Supplied text:
Just an FYI, before you try this:
With four gnolls and four guards, and a two person canoe ?  There is no "In the box" solution.

And the "standard" puzzle of 3x3 requires (at more than one point) two gnolls to row alone, and one to return alone to the guards with the canoe: not likely.  There's even one point where all three gnolls are on the far side, and all three guards will be on the starting side. 

I agree with the poster in the other thread that if my GM gave me a "standard" puzzle like this I would just roll an INT, and then go Google the answer.

-Fred


Heh. Yeah, I guess that's one of the problems with using puzzles in games. Sometimes the DM screws up and makes a broken puzzle. Heh. :)  It's a good thing I haven't actually subjected any players to this yet. I'll get it fixed up somehow.

Callan S.:
I sat down with it and it works out

1. Player takes one gnoll to the other side

2. Player takes another gnoll (G2) to the other side. By strict wording of the puzzle, they attack when they are superior in numbers to PC on that side, and the PC is staying in the boat. He's not on that side! The wording doesn't describe them running off or anything, so they can be left there. Also it fits my imagination in that the player turfs the gnoll out of the boat and gets out of there pronto - but as I said before, I'm willing to patch the fiction to support the gamism. If you only want the fiction to happen how it'd just seem to happen...that's either sim or bitterest gamer territory.

3. Player takes another player (P2) to the other side. The both get out and now they equal the gnolls numbers, who are now co operative.

4. They send G1 back in the boat.

5. G1 brings over G3 in the boat. And lest we get onto the likelyhood of this, this is something that shits me - if someone says they're into the challenge, why, as soon as the fiction of the puzzle doesn't seem quite right, do they toss out the challenge? If they're doing that, in practical terms, they're not there for gamism. Preserving the integrity of the fiction has first priority with them, if they're doing that. And once it's first, gamism is not.

6. G3 is deposited on the other shore, where P1, P2 and G1 are. G3 is sent back again, because he's a filthy gnoll and can do all the work! >:)

Brief: In the gnoll canoe puzzle discussion, what does Fred say he would do if his GM gave him a "standard" puzzle like this?

Records:
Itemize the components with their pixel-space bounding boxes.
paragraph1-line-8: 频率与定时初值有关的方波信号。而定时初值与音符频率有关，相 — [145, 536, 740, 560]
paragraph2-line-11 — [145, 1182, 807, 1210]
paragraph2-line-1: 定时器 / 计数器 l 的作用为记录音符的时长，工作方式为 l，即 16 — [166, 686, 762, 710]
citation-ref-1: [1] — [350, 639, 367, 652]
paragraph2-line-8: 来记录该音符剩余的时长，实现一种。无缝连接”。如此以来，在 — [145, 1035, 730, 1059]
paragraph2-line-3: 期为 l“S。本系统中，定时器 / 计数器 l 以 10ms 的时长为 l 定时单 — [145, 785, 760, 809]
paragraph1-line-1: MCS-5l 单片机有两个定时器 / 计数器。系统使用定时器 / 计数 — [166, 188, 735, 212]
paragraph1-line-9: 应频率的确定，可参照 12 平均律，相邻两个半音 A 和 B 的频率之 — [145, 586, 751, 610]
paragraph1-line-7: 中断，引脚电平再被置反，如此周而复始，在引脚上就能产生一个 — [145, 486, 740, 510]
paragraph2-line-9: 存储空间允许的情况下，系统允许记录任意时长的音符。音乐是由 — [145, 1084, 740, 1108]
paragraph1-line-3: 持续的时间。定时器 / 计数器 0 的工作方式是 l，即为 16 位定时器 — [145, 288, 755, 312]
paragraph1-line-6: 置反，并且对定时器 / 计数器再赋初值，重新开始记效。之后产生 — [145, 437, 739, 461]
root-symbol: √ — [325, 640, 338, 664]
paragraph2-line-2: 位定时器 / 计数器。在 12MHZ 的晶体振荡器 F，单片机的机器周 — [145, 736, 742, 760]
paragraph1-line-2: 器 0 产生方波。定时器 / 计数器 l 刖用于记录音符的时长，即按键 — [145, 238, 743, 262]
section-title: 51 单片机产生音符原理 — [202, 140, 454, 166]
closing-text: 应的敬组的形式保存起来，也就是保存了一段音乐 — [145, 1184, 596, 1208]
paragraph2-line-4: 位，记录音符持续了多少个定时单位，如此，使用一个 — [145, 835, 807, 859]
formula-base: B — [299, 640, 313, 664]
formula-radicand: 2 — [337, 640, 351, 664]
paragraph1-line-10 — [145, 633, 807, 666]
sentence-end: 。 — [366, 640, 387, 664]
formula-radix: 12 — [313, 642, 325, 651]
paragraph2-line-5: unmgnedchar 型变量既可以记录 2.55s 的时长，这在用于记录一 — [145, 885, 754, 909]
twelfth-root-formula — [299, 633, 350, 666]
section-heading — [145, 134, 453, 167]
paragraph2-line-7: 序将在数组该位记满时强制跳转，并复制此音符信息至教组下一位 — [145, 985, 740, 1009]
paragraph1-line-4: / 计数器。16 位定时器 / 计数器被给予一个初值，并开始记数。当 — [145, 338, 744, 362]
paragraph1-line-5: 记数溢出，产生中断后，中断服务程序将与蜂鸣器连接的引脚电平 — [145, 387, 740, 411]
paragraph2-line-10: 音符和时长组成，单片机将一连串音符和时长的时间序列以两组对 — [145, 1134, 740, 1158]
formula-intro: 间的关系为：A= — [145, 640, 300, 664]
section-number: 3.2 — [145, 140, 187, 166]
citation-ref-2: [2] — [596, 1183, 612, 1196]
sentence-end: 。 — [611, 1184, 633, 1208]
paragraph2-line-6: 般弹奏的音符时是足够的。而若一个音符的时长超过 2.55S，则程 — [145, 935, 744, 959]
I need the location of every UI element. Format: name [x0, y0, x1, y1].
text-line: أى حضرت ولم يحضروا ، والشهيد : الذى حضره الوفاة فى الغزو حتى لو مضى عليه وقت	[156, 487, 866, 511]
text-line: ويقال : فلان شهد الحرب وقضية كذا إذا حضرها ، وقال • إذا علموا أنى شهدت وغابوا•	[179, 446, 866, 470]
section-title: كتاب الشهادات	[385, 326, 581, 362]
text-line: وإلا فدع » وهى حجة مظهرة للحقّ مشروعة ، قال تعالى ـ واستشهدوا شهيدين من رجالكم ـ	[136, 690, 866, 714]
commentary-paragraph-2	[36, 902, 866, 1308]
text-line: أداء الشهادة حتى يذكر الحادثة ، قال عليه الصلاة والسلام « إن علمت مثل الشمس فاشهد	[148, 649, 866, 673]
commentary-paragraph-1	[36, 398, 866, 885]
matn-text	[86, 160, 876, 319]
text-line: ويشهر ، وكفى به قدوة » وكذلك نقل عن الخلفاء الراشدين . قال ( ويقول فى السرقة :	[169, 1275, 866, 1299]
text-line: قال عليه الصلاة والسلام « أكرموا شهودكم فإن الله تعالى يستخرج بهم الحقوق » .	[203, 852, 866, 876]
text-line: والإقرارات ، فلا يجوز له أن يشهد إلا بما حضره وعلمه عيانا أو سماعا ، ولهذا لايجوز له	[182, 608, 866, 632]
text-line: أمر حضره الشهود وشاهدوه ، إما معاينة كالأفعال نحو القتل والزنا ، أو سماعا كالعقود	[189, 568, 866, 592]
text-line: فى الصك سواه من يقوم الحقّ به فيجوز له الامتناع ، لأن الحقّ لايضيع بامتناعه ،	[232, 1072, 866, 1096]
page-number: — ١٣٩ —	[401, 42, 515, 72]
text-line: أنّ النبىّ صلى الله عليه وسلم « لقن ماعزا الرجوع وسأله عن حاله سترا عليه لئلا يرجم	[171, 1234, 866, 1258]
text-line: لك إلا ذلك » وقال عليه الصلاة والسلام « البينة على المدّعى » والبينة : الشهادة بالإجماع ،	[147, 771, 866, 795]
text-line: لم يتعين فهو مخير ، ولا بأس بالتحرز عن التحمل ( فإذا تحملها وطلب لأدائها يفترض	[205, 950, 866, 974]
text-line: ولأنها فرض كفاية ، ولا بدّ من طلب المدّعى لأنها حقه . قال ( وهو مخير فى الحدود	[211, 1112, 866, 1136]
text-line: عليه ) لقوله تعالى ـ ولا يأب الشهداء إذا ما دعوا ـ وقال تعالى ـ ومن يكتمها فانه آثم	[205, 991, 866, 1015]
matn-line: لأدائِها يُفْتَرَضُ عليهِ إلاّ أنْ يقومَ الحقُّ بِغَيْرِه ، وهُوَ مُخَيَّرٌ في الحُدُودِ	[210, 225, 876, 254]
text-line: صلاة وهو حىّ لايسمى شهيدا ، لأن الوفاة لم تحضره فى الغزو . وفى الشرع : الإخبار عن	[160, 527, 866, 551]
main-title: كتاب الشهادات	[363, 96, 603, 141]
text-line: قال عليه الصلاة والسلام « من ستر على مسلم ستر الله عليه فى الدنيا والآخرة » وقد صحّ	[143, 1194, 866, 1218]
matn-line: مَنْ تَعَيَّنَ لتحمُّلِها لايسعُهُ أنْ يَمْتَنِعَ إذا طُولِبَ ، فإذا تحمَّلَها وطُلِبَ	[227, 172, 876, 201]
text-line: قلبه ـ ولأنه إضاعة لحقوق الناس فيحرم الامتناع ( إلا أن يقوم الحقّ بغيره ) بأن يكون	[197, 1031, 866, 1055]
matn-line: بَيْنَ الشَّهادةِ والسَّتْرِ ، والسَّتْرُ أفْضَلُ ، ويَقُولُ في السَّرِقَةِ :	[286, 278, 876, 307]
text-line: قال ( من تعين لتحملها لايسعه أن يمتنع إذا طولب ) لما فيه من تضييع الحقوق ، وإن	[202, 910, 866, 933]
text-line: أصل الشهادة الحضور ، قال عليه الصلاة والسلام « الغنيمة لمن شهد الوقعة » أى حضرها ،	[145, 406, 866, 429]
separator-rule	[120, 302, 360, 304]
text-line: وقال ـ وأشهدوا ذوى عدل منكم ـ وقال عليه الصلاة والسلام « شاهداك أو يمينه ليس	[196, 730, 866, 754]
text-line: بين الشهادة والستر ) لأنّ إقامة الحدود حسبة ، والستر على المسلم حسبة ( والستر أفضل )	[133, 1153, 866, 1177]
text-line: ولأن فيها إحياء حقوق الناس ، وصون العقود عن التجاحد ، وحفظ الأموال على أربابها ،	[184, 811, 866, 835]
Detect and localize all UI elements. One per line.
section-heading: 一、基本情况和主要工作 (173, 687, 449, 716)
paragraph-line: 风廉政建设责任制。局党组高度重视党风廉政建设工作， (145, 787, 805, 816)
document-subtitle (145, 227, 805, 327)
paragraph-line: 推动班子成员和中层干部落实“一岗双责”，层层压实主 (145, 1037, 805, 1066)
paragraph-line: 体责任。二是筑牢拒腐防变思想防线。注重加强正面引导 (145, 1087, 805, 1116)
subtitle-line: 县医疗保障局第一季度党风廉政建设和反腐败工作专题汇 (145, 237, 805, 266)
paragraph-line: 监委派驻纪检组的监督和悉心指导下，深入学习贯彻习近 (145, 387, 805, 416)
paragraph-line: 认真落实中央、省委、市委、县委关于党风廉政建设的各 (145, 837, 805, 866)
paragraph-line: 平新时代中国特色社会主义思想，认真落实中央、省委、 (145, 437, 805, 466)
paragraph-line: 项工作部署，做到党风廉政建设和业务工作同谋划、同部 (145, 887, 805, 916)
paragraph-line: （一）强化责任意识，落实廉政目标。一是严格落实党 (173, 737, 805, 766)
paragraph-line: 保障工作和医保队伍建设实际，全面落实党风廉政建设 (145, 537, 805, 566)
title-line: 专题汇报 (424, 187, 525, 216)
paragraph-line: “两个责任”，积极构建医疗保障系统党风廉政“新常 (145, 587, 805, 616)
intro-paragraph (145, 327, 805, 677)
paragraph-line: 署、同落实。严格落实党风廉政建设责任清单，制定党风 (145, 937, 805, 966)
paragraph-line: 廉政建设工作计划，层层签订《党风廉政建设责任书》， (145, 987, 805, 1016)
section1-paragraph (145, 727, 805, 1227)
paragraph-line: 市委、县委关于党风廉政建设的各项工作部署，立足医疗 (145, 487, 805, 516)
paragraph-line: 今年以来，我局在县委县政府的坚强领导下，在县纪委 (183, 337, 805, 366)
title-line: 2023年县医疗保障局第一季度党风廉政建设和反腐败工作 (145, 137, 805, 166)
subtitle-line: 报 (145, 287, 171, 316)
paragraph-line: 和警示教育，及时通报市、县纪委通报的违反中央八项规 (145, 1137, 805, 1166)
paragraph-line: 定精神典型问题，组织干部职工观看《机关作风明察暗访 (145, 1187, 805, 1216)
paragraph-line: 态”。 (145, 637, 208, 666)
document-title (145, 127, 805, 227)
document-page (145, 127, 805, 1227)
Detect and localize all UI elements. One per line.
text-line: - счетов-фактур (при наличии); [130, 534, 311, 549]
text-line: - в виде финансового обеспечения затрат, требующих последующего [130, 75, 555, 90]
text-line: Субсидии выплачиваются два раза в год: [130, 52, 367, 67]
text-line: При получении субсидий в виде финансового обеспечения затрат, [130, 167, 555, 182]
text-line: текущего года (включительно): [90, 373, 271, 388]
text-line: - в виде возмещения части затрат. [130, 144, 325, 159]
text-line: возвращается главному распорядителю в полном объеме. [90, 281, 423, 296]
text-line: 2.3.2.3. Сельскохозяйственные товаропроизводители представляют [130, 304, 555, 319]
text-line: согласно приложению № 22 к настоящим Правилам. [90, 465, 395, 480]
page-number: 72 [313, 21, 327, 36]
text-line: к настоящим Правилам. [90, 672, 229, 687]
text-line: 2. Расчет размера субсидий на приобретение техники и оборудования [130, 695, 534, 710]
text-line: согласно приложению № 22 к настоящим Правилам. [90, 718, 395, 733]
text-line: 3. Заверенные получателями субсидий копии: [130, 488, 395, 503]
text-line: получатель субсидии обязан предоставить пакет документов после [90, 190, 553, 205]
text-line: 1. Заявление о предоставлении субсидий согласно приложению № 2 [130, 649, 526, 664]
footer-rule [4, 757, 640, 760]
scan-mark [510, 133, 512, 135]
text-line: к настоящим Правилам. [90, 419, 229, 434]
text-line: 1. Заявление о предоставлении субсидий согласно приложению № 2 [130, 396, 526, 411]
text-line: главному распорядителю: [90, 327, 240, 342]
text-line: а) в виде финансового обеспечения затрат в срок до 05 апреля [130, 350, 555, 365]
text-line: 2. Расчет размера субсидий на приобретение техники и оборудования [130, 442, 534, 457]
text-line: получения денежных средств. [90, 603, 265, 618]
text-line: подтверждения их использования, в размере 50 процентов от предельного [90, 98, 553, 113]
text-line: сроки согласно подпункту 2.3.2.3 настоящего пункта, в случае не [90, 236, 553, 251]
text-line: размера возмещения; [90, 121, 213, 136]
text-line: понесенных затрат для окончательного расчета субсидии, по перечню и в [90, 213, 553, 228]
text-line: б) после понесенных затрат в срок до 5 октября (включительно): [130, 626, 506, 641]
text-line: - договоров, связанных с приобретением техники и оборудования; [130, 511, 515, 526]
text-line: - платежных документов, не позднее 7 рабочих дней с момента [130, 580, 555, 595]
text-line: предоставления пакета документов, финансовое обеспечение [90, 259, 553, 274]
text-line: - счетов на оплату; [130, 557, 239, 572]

Answer: He would roll an INT and then Google the answer.